## Given records
>> Begin

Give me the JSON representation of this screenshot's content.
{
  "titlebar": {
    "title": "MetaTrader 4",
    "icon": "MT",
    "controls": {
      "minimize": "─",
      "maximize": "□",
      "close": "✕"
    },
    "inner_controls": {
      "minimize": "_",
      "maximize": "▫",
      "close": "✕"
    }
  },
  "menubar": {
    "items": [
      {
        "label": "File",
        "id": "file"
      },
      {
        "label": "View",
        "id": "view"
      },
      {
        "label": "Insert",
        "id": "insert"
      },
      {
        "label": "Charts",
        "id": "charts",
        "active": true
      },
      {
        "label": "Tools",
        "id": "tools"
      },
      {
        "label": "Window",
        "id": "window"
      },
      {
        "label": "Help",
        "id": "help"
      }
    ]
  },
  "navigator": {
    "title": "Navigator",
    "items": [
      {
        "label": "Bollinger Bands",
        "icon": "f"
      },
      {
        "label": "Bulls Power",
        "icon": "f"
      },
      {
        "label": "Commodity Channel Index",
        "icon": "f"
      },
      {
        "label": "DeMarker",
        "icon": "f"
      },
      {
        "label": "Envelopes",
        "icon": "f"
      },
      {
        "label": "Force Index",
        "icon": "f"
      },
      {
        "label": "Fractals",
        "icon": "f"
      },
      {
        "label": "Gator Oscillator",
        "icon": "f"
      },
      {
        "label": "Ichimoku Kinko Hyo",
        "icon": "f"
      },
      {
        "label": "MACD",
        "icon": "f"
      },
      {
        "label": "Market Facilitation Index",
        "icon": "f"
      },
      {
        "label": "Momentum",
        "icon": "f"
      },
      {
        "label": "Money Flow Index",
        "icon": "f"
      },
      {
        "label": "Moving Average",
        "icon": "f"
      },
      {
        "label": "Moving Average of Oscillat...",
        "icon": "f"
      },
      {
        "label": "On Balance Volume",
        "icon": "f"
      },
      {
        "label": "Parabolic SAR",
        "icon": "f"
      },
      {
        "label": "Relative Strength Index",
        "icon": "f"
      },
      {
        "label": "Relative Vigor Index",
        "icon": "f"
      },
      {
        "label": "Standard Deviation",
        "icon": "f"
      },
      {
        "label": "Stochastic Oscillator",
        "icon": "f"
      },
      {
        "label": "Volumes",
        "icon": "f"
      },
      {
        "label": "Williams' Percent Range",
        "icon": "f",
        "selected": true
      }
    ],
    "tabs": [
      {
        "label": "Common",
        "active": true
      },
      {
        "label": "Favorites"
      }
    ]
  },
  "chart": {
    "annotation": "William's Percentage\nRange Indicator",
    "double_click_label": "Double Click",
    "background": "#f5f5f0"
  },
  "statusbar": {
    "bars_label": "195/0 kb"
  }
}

>> End

## Required task
Faithfully copy every entry, leaving nothing out.

## Solution to this task
Give me the JSON representation of this screenshot's content.
{
  "titlebar": {
    "title": "MetaTrader 4",
    "icon": "MT",
    "controls": {
      "minimize": "─",
      "maximize": "□",
      "close": "✕"
    },
    "inner_controls": {
      "minimize": "_",
      "maximize": "▫",
      "close": "✕"
    }
  },
  "menubar": {
    "items": [
      {
        "label": "File",
        "id": "file"
      },
      {
        "label": "View",
        "id": "view"
      },
      {
        "label": "Insert",
        "id": "insert"
      },
      {
        "label": "Charts",
        "id": "charts",
        "active": true
      },
      {
        "label": "Tools",
        "id": "tools"
      },
      {
        "label": "Window",
        "id": "window"
      },
      {
        "label": "Help",
        "id": "help"
      }
    ]
  },
  "navigator": {
    "title": "Navigator",
    "items": [
      {
        "label": "Bollinger Bands",
        "icon": "f"
      },
      {
        "label": "Bulls Power",
        "icon": "f"
      },
      {
        "label": "Commodity Channel Index",
        "icon": "f"
      },
      {
        "label": "DeMarker",
        "icon": "f"
      },
      {
        "label": "Envelopes",
        "icon": "f"
      },
      {
        "label": "Force Index",
        "icon": "f"
      },
      {
        "label": "Fractals",
        "icon": "f"
      },
      {
        "label": "Gator Oscillator",
        "icon": "f"
      },
      {
        "label": "Ichimoku Kinko Hyo",
        "icon": "f"
      },
      {
        "label": "MACD",
        "icon": "f"
      },
      {
        "label": "Market Facilitation Index",
        "icon": "f"
      },
      {
        "label": "Momentum",
        "icon": "f"
      },
      {
        "label": "Money Flow Index",
        "icon": "f"
      },
      {
        "label": "Moving Average",
        "icon": "f"
      },
      {
        "label": "Moving Average of Oscillat...",
        "icon": "f"
      },
      {
        "label": "On Balance Volume",
        "icon": "f"
      },
      {
        "label": "Parabolic SAR",
        "icon": "f"
      },
      {
        "label": "Relative Strength Index",
        "icon": "f"
      },
      {
        "label": "Relative Vigor Index",
        "icon": "f"
      },
      {
        "label": "Standard Deviation",
        "icon": "f"
      },
      {
        "label": "Stochastic Oscillator",
        "icon": "f"
      },
      {
        "label": "Volumes",
        "icon": "f"
      },
      {
        "label": "Williams' Percent Range",
        "icon": "f",
        "selected": true
      }
    ],
    "tabs": [
      {
        "label": "Common",
        "active": true
      },
      {
        "label": "Favorites"
      }
    ]
  },
  "chart": {
    "annotation": "William's Percentage\nRange Indicator",
    "double_click_label": "Double Click",
    "background": "#f5f5f0"
  },
  "statusbar": {
    "bars_label": "195/0 kb"
  }
}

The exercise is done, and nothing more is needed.